__MATERIAL SHOWN__:
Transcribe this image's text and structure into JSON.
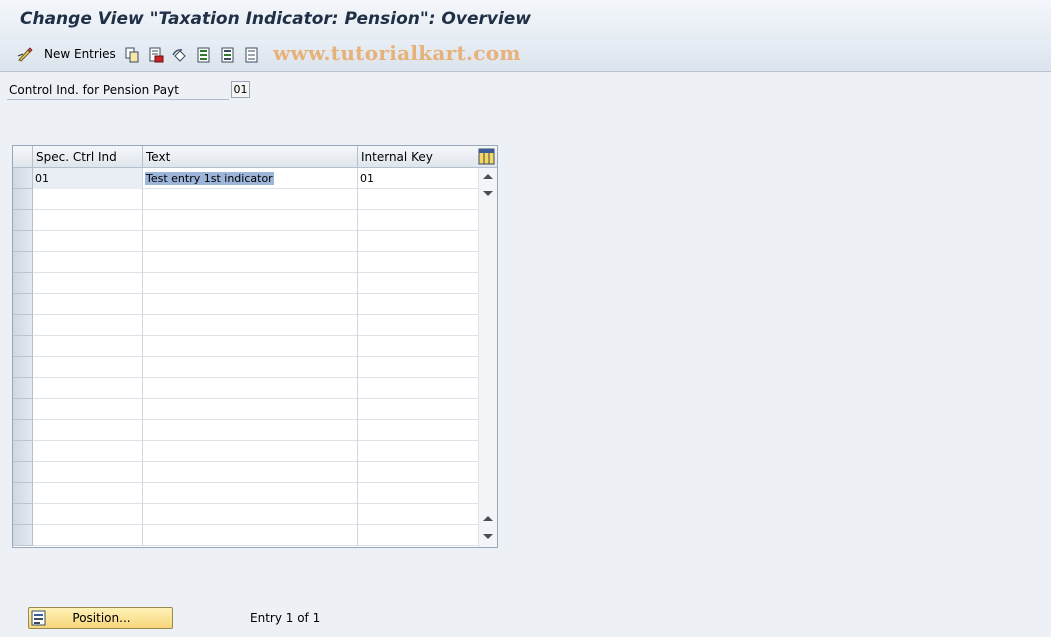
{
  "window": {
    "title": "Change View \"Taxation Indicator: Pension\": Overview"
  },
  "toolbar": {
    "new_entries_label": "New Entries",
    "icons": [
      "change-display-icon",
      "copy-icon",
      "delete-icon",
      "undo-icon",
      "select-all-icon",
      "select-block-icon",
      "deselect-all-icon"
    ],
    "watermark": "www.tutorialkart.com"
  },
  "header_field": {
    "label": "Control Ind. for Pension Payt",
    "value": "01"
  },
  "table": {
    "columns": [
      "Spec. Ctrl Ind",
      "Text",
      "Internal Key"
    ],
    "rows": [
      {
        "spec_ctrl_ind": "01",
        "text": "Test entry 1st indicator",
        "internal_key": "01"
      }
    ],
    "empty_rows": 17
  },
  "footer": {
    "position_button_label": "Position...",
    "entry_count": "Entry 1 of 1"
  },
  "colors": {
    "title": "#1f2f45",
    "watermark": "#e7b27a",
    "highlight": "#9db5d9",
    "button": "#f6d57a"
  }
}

__PROBLEM DETAILS__: The material above holds pictures; copy everything else in it exactly.

__SOLUTION FOR THIS EXERCISE__:
Transcribe this image's text and structure into JSON.
{
  "window": {
    "title": "Change View \"Taxation Indicator: Pension\": Overview"
  },
  "toolbar": {
    "new_entries_label": "New Entries",
    "icons": [
      "change-display-icon",
      "copy-icon",
      "delete-icon",
      "undo-icon",
      "select-all-icon",
      "select-block-icon",
      "deselect-all-icon"
    ],
    "watermark": "www.tutorialkart.com"
  },
  "header_field": {
    "label": "Control Ind. for Pension Payt",
    "value": "01"
  },
  "table": {
    "columns": [
      "Spec. Ctrl Ind",
      "Text",
      "Internal Key"
    ],
    "rows": [
      {
        "spec_ctrl_ind": "01",
        "text": "Test entry 1st indicator",
        "internal_key": "01"
      }
    ],
    "empty_rows": 17
  },
  "footer": {
    "position_button_label": "Position...",
    "entry_count": "Entry 1 of 1"
  },
  "colors": {
    "title": "#1f2f45",
    "watermark": "#e7b27a",
    "highlight": "#9db5d9",
    "button": "#f6d57a"
  }
}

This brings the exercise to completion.